Stored records ->

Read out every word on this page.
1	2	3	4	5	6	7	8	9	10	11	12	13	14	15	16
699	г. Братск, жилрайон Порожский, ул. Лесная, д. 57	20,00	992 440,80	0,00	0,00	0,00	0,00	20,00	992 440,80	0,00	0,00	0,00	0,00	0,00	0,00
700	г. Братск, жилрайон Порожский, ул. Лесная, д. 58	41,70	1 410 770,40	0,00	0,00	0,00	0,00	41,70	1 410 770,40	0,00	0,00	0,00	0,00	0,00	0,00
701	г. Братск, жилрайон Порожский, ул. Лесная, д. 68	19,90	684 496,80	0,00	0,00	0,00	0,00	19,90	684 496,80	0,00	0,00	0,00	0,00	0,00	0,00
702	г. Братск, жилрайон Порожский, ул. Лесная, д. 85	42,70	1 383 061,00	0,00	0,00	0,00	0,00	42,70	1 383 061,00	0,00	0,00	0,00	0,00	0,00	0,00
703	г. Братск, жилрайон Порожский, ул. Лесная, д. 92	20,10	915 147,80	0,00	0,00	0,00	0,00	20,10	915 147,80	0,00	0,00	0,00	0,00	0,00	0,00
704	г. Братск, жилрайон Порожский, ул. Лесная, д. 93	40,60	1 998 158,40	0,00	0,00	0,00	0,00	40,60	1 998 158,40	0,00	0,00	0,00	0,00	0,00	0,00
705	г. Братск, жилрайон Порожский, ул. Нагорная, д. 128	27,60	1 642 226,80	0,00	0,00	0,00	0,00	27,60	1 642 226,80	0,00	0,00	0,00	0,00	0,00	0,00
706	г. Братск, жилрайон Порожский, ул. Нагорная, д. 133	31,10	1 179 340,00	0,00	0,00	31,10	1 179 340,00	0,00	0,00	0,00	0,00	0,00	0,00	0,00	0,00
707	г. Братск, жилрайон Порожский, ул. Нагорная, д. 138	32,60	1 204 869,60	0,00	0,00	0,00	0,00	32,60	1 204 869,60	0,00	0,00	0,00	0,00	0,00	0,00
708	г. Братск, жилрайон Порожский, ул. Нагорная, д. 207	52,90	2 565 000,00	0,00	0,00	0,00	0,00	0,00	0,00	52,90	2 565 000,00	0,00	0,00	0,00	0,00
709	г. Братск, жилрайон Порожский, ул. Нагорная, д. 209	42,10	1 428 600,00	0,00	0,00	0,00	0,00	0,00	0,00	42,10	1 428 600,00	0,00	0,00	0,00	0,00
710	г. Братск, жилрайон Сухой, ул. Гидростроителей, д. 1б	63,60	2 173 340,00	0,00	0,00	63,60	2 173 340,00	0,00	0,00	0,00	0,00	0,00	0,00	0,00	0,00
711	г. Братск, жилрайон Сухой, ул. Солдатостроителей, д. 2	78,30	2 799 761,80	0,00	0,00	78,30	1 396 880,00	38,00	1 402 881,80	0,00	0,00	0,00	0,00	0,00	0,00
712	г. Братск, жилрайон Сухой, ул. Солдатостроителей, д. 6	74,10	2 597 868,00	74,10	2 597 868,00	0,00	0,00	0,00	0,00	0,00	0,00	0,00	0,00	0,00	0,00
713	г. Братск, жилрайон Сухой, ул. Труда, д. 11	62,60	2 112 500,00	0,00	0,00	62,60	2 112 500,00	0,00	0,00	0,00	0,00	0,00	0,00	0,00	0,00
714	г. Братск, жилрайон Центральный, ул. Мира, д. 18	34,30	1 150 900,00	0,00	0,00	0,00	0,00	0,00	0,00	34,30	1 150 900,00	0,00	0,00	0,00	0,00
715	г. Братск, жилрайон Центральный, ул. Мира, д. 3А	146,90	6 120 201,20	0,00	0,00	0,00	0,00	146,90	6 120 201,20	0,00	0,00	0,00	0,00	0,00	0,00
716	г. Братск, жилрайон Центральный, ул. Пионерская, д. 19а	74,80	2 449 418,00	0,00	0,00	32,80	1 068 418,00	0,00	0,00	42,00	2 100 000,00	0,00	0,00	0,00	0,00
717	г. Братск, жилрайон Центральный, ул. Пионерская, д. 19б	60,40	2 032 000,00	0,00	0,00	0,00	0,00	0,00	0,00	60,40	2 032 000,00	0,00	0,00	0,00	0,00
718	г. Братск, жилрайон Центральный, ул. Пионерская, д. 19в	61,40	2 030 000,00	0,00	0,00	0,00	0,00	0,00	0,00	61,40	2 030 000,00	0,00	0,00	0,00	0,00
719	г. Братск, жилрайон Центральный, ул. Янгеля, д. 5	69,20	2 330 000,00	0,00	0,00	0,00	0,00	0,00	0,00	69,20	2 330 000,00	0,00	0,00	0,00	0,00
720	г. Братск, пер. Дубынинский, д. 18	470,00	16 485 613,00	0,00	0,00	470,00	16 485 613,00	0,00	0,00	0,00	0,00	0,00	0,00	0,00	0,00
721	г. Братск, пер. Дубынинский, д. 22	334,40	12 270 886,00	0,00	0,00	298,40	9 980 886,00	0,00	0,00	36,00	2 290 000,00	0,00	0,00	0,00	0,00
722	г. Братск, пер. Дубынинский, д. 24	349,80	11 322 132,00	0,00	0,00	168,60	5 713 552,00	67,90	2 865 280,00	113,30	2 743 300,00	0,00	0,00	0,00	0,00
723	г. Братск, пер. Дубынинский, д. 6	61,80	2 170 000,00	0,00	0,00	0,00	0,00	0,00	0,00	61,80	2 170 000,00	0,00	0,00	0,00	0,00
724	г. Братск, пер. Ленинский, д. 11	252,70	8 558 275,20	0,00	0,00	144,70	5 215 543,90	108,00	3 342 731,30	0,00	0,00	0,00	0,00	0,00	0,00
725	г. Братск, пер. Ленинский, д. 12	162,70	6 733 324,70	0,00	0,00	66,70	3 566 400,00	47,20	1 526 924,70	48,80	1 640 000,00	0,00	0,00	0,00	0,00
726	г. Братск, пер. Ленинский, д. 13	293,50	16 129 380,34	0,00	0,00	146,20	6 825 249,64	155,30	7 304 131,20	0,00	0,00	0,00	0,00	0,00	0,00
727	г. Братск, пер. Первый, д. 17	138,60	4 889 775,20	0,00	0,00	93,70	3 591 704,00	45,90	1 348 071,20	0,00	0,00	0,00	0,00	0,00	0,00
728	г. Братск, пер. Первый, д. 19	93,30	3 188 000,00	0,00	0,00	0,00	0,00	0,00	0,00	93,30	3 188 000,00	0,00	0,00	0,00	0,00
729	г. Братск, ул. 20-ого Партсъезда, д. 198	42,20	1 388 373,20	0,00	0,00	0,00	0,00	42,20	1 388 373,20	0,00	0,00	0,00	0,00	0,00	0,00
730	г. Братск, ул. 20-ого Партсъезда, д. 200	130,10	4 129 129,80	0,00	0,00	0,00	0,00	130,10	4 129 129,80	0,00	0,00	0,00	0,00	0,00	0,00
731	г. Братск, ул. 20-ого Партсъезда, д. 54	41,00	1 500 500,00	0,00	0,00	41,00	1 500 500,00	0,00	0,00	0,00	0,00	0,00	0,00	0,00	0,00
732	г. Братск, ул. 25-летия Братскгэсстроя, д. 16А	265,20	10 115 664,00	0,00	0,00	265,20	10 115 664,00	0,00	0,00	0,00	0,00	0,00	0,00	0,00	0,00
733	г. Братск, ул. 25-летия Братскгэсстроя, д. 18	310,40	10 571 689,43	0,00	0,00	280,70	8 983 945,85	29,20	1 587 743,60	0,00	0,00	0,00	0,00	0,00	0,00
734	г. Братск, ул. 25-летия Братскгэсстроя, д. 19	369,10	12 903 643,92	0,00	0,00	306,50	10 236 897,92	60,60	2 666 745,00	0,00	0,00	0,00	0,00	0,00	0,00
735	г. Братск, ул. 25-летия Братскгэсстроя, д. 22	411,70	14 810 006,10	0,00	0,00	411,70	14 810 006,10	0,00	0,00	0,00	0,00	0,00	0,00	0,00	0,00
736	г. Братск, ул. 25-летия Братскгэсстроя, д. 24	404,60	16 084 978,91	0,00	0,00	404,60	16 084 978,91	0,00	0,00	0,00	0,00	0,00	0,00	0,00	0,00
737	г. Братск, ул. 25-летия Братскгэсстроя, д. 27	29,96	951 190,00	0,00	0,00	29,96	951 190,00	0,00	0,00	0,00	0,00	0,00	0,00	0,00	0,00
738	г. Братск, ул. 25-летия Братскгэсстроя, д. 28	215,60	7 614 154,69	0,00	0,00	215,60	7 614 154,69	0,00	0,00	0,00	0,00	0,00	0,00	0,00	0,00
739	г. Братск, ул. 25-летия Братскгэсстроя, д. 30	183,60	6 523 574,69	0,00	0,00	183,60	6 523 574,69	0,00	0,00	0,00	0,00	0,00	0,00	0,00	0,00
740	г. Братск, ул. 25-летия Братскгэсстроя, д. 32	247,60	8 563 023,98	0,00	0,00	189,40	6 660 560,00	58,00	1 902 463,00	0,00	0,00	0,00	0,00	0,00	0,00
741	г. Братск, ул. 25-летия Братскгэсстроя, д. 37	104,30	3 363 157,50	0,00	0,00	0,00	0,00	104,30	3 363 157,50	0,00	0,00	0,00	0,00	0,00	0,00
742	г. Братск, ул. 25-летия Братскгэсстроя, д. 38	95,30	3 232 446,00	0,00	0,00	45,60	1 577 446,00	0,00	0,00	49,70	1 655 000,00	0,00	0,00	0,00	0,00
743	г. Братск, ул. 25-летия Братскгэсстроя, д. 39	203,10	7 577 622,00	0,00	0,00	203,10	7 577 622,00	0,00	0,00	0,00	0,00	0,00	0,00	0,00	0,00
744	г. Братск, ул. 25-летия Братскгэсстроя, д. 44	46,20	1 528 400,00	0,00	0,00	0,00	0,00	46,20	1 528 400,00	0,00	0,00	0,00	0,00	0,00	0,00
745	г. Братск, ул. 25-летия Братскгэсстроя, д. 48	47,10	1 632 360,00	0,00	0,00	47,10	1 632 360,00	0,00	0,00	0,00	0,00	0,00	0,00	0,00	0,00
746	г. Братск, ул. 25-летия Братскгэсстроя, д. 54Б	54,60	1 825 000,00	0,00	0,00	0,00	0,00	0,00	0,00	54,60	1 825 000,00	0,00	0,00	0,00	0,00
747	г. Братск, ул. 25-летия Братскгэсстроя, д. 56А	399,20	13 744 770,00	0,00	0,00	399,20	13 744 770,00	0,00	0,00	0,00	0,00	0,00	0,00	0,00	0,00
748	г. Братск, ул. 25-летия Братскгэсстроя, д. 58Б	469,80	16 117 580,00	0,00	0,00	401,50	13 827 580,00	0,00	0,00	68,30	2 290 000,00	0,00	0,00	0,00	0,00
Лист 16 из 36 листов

Task to carry out -> Lines that hold "Солдатостроителей" are the ones to copy; find all of them.

Written solution ->
711	г. Братск, жилрайон Сухой, ул. Солдатостроителей, д. 2	78,30	2 799 761,80	0,00	0,00	78,30	1 396 880,00	38,00	1 402 881,80	0,00	0,00	0,00	0,00	0,00	0,00
712	г. Братск, жилрайон Сухой, ул. Солдатостроителей, д. 6	74,10	2 597 868,00	74,10	2 597 868,00	0,00	0,00	0,00	0,00	0,00	0,00	0,00	0,00	0,00	0,00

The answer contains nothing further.